--- begin ---

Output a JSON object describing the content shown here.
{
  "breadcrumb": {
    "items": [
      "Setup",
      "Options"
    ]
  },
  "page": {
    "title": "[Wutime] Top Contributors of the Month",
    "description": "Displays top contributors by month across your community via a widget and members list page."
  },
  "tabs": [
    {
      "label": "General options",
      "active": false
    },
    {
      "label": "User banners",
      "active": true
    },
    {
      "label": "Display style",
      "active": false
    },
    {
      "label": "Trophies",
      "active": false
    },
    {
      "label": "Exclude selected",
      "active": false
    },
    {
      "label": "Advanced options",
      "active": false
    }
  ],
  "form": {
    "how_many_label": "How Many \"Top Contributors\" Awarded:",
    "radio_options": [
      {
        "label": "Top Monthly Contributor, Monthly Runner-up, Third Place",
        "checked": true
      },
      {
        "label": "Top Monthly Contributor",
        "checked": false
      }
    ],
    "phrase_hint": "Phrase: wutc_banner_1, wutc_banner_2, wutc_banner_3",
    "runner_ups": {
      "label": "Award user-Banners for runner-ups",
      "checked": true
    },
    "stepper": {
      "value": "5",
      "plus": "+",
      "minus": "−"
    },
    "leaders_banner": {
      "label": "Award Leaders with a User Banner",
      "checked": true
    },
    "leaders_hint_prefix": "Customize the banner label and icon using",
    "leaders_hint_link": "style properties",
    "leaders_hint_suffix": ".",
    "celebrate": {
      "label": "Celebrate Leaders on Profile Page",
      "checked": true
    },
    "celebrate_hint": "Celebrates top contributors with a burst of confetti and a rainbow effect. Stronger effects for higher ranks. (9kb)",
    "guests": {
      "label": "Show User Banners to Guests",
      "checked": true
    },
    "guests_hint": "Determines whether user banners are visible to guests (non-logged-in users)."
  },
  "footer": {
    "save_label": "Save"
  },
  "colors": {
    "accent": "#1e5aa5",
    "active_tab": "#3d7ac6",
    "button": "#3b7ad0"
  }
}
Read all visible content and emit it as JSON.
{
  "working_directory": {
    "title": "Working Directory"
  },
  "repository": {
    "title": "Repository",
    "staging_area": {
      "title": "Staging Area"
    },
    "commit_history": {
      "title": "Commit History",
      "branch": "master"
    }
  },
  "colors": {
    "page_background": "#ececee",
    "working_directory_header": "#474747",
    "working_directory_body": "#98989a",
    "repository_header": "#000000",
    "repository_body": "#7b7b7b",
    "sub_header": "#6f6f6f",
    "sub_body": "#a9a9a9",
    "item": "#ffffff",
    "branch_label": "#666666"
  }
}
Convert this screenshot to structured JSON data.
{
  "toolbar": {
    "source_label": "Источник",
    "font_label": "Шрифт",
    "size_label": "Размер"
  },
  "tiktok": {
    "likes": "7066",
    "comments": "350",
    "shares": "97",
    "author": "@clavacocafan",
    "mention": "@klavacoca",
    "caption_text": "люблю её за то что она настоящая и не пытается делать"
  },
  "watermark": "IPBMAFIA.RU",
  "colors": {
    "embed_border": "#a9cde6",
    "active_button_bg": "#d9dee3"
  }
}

--- end ---

* **WORK TO DO**:
Repeat exactly the lines above, starting with the line that contains "Convert this screenshot" and ending with the last line, both included, and nothing else.

* **OUTPUT**:
Convert this screenshot to structured JSON data.
{
  "toolbar": {
    "source_label": "Источник",
    "font_label": "Шрифт",
    "size_label": "Размер"
  },
  "tiktok": {
    "likes": "7066",
    "comments": "350",
    "shares": "97",
    "author": "@clavacocafan",
    "mention": "@klavacoca",
    "caption_text": "люблю её за то что она настоящая и не пытается делать"
  },
  "watermark": "IPBMAFIA.RU",
  "colors": {
    "embed_border": "#a9cde6",
    "active_button_bg": "#d9dee3"
  }
}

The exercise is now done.